## Aim
Please give the listing again in its entirety, exactly as written.

## Extracted material
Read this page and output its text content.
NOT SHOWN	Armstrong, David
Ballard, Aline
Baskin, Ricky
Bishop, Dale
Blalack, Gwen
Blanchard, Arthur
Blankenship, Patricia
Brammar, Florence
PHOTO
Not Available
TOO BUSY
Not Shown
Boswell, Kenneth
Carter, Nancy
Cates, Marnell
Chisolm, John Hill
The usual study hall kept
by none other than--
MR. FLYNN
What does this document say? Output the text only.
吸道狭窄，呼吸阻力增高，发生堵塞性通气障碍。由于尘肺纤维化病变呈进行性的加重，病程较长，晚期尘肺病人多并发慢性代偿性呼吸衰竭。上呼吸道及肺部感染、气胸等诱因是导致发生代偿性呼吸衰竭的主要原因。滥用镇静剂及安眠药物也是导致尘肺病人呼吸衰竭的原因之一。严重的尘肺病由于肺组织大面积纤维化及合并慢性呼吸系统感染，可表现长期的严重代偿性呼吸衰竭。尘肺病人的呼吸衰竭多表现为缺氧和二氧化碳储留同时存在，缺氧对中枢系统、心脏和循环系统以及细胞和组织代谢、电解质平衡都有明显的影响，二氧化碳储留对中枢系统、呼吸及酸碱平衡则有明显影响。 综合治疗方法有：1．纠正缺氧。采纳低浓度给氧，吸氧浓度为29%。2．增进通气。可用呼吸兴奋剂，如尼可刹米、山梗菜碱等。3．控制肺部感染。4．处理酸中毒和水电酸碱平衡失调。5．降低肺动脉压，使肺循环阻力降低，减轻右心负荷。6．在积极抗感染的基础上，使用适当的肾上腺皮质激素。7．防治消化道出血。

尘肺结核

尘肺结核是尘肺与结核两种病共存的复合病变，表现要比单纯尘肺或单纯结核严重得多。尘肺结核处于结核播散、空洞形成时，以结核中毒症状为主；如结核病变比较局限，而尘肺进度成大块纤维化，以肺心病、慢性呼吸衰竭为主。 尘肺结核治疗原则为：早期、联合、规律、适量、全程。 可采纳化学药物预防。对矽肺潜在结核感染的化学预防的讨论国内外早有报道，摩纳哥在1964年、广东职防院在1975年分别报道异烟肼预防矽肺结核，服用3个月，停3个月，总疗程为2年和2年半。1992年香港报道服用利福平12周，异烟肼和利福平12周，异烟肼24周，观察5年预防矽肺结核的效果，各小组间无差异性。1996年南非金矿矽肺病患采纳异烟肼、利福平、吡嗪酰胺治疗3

## Result of the task
Read this page and output its text content.
NOT SHOWN	Armstrong, David
Ballard, Aline
Baskin, Ricky
Bishop, Dale
Blalack, Gwen
Blanchard, Arthur
Blankenship, Patricia
Brammar, Florence
PHOTO
Not Available
TOO BUSY
Not Shown
Boswell, Kenneth
Carter, Nancy
Cates, Marnell
Chisolm, John Hill
The usual study hall kept
by none other than--
MR. FLYNN
What does this document say? Output the text only.
吸道狭窄，呼吸阻力增高，发生堵塞性通气障碍。由于尘肺纤维化病变呈进行性的加重，病程较长，晚期尘肺病人多并发慢性代偿性呼吸衰竭。上呼吸道及肺部感染、气胸等诱因是导致发生代偿性呼吸衰竭的主要原因。滥用镇静剂及安眠药物也是导致尘肺病人呼吸衰竭的原因之一。严重的尘肺病由于肺组织大面积纤维化及合并慢性呼吸系统感染，可表现长期的严重代偿性呼吸衰竭。尘肺病人的呼吸衰竭多表现为缺氧和二氧化碳储留同时存在，缺氧对中枢系统、心脏和循环系统以及细胞和组织代谢、电解质平衡都有明显的影响，二氧化碳储留对中枢系统、呼吸及酸碱平衡则有明显影响。 综合治疗方法有：1．纠正缺氧。采纳低浓度给氧，吸氧浓度为29%。2．增进通气。可用呼吸兴奋剂，如尼可刹米、山梗菜碱等。3．控制肺部感染。4．处理酸中毒和水电酸碱平衡失调。5．降低肺动脉压，使肺循环阻力降低，减轻右心负荷。6．在积极抗感染的基础上，使用适当的肾上腺皮质激素。7．防治消化道出血。

尘肺结核

尘肺结核是尘肺与结核两种病共存的复合病变，表现要比单纯尘肺或单纯结核严重得多。尘肺结核处于结核播散、空洞形成时，以结核中毒症状为主；如结核病变比较局限，而尘肺进度成大块纤维化，以肺心病、慢性呼吸衰竭为主。 尘肺结核治疗原则为：早期、联合、规律、适量、全程。 可采纳化学药物预防。对矽肺潜在结核感染的化学预防的讨论国内外早有报道，摩纳哥在1964年、广东职防院在1975年分别报道异烟肼预防矽肺结核，服用3个月，停3个月，总疗程为2年和2年半。1992年香港报道服用利福平12周，异烟肼和利福平12周，异烟肼24周，观察5年预防矽肺结核的效果，各小组间无差异性。1996年南非金矿矽肺病患采纳异烟肼、利福平、吡嗪酰胺治疗3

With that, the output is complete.